Records that describe figures:
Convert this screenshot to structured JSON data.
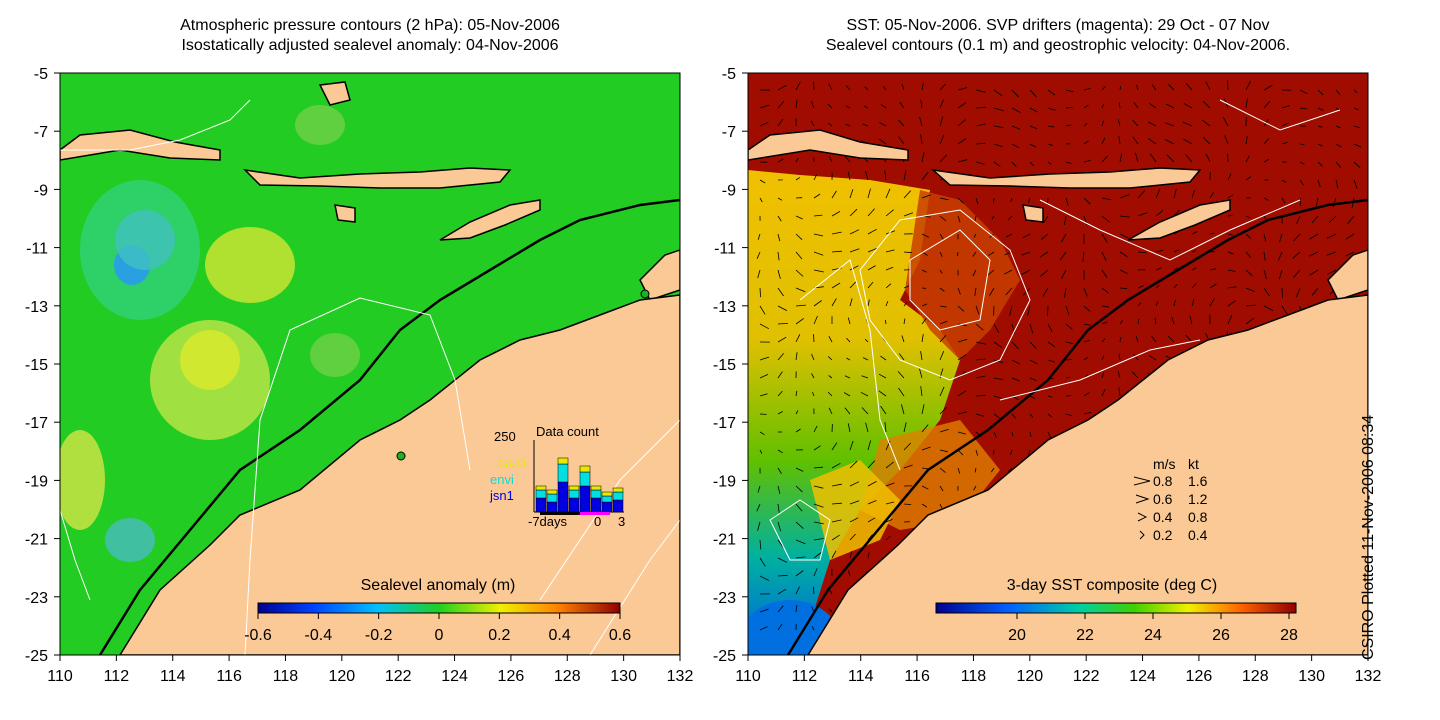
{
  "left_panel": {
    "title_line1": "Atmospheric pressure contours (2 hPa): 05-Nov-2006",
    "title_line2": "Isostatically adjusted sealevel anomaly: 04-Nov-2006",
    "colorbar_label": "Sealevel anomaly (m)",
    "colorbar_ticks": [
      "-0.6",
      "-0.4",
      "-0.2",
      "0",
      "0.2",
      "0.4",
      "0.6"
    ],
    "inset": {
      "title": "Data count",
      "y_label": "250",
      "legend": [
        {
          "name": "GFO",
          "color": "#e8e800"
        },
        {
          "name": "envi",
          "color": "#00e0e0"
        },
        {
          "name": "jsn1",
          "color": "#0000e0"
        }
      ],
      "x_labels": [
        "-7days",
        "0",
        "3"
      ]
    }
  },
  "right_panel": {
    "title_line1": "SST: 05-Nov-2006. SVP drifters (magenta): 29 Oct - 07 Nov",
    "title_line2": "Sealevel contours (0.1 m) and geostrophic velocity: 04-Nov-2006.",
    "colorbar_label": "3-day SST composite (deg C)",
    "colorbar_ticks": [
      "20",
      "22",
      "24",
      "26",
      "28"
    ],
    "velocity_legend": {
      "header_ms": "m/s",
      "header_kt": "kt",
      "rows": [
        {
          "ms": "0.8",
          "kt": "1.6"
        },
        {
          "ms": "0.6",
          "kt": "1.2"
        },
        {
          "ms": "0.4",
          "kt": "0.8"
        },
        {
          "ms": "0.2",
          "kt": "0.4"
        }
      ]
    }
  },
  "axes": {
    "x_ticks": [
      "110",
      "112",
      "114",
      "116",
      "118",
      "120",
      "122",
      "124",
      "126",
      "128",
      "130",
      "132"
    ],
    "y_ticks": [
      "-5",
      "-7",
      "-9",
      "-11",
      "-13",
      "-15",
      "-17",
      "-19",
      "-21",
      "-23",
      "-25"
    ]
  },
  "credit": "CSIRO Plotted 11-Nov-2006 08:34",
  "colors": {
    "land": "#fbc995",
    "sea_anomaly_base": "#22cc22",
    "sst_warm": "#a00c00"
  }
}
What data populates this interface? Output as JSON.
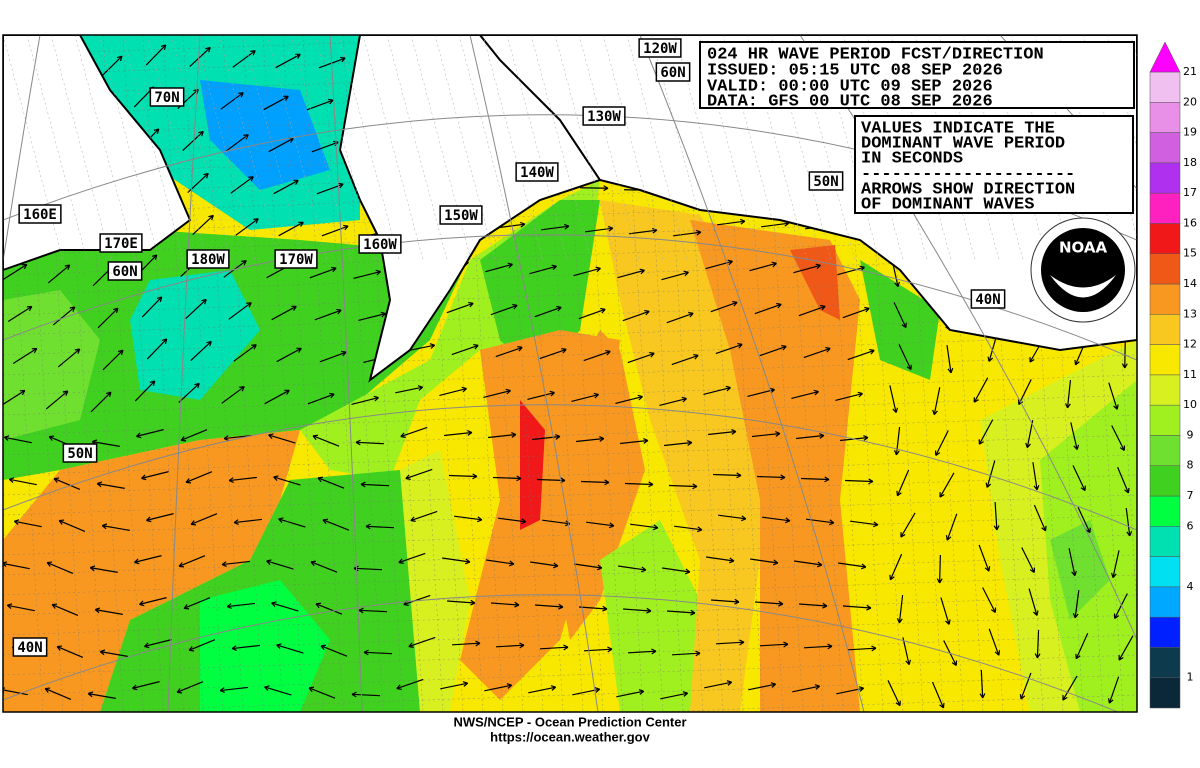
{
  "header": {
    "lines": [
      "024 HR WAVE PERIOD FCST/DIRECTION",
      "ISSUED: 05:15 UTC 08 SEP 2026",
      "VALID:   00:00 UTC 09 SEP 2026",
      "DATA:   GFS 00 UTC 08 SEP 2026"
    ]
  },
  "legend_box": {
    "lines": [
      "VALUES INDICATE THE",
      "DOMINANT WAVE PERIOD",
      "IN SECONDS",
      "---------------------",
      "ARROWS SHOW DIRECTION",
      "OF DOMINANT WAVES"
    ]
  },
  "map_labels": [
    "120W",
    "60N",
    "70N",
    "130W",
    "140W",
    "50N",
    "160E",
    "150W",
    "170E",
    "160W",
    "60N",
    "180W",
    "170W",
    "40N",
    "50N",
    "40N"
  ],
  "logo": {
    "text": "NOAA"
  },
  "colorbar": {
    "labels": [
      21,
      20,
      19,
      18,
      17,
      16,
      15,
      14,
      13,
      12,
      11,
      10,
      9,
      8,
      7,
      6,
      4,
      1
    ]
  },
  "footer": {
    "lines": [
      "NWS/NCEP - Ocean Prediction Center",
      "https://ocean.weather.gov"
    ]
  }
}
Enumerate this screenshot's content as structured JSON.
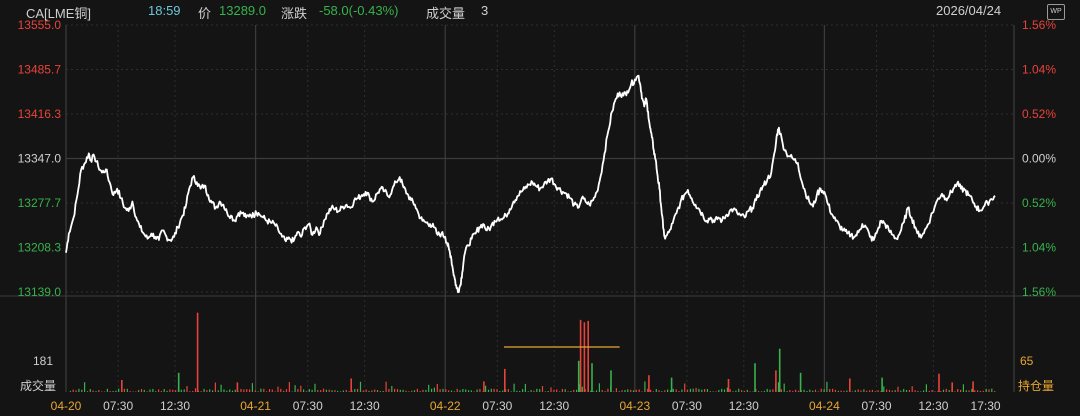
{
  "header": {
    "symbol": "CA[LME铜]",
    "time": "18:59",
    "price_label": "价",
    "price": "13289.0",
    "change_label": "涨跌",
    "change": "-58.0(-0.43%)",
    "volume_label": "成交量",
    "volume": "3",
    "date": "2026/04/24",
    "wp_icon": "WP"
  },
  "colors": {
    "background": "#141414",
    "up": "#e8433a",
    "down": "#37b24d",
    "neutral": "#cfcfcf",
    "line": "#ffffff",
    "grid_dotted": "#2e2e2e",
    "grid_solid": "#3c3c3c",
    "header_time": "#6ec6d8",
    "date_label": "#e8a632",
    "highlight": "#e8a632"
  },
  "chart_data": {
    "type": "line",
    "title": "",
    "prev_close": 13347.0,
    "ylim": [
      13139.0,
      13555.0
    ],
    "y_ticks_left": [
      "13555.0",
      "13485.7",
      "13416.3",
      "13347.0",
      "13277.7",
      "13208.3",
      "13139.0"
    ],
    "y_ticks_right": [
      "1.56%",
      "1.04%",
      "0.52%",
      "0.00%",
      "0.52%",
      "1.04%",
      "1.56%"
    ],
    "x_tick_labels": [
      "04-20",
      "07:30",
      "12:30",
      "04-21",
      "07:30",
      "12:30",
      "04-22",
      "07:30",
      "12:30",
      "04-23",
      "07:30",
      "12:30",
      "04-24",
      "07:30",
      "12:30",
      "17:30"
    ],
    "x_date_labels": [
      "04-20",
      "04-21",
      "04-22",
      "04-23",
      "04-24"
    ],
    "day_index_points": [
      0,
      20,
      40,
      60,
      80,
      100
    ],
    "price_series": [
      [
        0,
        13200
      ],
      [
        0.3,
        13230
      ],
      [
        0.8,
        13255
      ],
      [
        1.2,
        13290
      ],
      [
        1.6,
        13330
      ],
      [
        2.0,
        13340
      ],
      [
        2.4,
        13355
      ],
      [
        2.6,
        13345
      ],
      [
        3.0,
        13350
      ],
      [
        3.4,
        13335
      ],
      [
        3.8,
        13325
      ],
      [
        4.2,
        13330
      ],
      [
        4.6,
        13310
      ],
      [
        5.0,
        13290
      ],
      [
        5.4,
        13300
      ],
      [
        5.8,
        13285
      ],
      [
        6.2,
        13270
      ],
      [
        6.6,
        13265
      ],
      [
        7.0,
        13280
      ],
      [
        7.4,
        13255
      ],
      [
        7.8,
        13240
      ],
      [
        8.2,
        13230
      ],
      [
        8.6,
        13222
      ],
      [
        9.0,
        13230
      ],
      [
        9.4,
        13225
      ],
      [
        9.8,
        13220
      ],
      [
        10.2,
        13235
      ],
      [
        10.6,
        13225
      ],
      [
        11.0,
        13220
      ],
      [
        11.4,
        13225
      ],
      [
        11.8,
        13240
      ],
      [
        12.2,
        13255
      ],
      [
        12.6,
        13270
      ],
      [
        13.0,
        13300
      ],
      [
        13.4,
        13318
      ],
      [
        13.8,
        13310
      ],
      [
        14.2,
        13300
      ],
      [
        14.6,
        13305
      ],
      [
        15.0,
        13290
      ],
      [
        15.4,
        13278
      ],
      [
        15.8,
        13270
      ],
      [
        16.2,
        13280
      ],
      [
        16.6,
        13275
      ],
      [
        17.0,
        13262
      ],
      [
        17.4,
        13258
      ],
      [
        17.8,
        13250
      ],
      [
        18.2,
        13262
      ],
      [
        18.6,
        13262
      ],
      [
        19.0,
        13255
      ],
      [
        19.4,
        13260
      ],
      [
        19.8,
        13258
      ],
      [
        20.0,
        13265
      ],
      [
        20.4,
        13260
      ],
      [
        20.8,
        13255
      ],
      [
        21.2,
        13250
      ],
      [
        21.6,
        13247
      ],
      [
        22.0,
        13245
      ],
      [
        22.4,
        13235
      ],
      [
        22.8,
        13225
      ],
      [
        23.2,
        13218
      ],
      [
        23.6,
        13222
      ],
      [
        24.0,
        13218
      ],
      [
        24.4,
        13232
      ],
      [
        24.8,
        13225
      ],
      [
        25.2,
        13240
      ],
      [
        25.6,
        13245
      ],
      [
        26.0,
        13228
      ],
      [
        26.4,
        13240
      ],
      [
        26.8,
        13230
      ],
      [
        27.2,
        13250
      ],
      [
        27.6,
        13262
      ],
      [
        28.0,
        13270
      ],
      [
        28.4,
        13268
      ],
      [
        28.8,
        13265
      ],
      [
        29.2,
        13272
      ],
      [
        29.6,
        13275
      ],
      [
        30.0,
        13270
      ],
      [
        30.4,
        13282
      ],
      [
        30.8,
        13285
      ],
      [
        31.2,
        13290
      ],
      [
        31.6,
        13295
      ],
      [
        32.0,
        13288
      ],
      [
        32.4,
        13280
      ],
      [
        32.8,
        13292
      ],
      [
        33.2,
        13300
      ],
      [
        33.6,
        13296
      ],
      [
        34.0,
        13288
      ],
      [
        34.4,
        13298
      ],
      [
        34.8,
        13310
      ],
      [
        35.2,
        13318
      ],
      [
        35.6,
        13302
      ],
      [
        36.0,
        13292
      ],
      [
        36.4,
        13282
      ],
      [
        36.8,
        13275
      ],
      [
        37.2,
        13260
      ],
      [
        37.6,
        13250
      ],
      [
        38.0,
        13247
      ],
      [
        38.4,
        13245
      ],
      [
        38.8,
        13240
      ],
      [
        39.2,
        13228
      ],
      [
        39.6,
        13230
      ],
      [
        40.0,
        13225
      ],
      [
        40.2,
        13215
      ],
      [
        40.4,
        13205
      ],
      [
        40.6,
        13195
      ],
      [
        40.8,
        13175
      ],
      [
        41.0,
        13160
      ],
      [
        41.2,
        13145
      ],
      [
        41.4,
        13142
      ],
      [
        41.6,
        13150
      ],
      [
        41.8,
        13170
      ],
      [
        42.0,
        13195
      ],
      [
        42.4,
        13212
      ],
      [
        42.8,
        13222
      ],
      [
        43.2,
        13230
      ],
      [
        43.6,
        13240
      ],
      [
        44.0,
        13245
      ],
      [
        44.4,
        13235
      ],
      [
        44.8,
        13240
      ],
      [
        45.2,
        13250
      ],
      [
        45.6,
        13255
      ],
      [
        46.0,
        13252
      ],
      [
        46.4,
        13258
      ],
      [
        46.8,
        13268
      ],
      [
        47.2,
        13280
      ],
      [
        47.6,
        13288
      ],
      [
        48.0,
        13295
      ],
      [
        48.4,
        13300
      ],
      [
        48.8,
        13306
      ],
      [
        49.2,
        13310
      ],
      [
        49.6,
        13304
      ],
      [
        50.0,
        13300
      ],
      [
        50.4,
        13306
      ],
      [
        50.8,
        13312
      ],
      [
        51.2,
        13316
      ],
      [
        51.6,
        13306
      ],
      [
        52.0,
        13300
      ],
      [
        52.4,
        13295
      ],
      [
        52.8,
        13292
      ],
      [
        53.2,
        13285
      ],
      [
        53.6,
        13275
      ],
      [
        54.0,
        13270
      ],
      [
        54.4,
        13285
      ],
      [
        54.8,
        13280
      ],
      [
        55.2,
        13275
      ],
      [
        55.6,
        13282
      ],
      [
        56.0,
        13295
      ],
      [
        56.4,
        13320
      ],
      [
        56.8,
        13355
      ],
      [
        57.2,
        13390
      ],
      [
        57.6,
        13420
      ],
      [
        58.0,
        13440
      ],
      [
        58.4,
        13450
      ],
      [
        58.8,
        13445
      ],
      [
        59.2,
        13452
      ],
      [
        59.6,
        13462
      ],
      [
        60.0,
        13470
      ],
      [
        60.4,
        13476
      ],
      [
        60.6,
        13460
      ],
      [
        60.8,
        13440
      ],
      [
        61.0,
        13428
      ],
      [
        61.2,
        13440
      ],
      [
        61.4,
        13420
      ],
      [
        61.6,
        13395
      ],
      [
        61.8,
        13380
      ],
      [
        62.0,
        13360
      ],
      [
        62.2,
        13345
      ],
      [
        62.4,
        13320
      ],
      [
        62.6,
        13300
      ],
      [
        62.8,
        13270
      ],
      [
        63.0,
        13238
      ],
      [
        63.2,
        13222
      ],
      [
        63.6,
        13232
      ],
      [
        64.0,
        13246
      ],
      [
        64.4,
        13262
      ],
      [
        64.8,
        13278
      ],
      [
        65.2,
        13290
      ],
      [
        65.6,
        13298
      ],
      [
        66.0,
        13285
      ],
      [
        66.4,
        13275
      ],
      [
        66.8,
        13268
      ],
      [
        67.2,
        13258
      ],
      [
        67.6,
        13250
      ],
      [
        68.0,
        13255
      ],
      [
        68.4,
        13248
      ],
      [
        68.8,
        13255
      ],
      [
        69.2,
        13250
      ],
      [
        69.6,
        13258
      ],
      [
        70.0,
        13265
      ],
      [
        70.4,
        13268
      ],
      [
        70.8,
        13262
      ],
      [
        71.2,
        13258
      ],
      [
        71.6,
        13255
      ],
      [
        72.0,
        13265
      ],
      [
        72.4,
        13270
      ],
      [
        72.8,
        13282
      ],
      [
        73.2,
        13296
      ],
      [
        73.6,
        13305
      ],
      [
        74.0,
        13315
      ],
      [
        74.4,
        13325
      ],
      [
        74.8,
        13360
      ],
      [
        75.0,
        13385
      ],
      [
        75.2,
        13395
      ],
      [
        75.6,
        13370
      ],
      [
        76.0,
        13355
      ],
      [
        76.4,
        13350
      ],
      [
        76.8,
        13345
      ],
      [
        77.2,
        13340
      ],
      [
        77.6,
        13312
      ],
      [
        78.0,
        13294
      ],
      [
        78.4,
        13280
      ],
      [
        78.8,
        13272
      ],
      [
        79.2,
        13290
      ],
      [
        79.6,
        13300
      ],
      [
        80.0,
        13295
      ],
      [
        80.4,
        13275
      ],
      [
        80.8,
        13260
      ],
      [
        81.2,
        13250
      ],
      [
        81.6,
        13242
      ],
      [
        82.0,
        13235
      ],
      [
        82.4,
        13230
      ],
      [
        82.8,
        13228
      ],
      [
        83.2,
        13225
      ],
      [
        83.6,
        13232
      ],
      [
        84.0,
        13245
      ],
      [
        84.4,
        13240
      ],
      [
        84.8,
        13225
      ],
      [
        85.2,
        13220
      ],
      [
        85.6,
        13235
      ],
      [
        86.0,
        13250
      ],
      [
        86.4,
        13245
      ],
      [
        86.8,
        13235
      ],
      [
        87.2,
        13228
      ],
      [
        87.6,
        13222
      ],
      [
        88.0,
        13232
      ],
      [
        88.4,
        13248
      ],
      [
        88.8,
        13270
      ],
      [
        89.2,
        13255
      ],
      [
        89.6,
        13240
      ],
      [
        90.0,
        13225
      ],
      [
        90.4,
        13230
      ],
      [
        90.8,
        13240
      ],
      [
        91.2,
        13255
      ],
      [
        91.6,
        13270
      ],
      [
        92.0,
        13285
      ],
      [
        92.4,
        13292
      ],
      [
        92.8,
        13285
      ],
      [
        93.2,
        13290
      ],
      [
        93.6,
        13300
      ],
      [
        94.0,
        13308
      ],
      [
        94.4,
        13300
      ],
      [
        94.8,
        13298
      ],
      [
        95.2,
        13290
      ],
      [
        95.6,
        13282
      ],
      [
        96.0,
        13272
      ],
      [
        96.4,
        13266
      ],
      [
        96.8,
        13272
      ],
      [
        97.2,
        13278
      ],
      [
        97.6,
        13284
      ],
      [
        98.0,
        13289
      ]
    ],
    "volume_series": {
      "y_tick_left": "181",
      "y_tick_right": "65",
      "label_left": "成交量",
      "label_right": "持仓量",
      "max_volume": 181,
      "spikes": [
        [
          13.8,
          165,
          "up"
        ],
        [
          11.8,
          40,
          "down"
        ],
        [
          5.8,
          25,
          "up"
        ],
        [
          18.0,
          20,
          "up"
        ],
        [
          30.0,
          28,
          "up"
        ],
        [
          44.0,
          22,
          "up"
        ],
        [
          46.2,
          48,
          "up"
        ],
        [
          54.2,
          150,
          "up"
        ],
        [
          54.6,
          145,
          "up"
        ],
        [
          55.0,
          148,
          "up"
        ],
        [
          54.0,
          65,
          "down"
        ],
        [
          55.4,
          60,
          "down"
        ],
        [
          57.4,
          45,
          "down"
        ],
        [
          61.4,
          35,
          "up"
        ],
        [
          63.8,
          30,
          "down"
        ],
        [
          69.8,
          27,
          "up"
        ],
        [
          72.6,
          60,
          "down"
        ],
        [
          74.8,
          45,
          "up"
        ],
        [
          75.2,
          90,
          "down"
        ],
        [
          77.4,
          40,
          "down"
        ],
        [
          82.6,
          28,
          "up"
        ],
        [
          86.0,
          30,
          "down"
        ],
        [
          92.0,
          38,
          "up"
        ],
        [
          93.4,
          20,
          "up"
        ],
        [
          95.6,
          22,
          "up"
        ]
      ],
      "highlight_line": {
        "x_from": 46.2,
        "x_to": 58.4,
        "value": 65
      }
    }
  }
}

### EXERCISE
Extract every line containing the string "screenshot" from the data above.

### TASK RESPONSE
Convert this screenshot to structured JSON data.
Enumerate this screenshot's content as structured JSON.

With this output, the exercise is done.